WHAT YOU ARE ASKED TO DO:
Find all the lines with "ylabel" and gather them.

LISTING:
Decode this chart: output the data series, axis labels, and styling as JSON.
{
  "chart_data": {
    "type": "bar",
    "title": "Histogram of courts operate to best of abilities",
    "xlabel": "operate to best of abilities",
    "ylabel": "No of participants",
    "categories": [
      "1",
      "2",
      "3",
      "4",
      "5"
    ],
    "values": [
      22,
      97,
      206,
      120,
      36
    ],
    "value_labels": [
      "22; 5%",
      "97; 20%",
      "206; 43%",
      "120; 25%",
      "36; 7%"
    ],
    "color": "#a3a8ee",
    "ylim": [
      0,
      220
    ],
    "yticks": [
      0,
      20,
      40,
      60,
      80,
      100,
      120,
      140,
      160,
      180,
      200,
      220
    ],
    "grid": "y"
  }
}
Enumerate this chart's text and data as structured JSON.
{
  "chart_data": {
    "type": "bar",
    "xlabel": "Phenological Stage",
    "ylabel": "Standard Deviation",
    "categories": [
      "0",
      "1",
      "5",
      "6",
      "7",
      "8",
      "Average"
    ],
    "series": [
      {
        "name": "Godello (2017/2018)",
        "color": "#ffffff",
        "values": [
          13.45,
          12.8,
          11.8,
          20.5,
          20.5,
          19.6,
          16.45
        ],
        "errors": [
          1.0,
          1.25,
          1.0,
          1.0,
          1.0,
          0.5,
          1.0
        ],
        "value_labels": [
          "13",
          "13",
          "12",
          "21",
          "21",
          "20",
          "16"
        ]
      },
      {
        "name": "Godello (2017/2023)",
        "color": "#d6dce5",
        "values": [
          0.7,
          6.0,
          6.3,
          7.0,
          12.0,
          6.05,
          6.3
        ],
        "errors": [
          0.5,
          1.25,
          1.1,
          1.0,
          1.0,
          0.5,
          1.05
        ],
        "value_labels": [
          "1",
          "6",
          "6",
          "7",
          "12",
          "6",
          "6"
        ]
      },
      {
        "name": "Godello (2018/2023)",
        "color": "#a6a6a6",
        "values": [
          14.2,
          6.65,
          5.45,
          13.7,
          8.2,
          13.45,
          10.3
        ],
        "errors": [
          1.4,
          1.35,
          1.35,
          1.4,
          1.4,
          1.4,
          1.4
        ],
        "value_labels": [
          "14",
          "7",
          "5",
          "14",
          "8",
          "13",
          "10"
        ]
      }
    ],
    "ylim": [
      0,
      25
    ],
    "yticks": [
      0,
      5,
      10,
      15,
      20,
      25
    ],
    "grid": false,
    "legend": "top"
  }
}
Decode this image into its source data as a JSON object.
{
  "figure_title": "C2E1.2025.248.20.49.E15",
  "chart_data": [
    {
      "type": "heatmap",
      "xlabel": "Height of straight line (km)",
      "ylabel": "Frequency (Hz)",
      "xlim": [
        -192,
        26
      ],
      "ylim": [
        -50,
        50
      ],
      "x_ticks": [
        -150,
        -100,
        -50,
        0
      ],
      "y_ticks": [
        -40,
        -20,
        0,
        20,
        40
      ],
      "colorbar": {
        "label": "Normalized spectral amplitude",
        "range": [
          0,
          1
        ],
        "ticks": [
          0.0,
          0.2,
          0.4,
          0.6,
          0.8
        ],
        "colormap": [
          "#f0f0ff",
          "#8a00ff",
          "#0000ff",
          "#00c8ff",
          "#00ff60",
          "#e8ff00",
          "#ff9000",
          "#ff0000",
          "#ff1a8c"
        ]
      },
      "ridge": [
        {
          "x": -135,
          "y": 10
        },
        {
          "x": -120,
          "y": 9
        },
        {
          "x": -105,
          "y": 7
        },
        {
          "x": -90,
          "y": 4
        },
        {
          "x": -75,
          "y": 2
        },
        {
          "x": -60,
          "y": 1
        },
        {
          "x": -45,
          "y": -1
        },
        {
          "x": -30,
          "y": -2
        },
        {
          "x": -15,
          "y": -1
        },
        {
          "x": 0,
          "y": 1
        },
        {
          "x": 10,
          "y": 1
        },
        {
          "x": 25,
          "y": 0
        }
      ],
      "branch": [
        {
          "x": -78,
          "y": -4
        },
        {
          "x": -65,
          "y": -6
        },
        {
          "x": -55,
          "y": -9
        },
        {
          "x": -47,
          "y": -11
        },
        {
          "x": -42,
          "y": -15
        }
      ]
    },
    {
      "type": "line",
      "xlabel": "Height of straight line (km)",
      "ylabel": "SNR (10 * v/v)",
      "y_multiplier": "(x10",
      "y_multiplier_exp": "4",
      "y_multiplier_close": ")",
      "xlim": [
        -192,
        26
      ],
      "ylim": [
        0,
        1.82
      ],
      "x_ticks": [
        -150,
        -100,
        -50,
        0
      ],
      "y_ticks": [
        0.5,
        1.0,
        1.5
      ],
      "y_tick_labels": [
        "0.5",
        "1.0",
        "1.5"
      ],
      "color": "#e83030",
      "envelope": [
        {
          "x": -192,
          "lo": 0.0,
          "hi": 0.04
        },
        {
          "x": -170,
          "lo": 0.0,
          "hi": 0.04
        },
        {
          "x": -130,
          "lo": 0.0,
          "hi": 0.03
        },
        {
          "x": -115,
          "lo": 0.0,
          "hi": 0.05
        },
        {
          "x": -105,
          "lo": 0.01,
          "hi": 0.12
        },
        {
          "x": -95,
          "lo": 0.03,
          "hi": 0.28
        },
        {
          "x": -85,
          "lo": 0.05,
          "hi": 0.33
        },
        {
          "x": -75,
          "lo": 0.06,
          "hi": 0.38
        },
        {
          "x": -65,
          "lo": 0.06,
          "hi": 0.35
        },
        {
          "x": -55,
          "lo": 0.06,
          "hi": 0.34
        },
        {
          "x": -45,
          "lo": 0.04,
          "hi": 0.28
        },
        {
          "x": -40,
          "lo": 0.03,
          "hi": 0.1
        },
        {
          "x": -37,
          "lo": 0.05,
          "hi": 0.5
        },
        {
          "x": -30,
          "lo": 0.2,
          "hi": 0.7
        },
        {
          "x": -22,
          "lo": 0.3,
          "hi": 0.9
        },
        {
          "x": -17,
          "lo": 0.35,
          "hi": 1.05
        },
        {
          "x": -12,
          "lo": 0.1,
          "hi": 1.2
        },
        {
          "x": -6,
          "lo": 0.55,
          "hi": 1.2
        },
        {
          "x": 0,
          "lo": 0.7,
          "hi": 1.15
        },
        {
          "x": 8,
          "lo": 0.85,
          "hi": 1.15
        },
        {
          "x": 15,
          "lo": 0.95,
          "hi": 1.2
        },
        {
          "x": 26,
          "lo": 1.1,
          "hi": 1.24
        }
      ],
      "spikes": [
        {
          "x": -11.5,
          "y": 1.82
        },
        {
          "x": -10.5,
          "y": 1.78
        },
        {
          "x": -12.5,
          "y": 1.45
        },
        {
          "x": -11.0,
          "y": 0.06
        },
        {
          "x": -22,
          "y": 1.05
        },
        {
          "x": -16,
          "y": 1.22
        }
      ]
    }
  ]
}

FINISHED ANSWER:
    "ylabel": "No of participants",
    "ylabel": "Standard Deviation",
      "ylabel": "Frequency (Hz)",
      "ylabel": "SNR (10 * v/v)",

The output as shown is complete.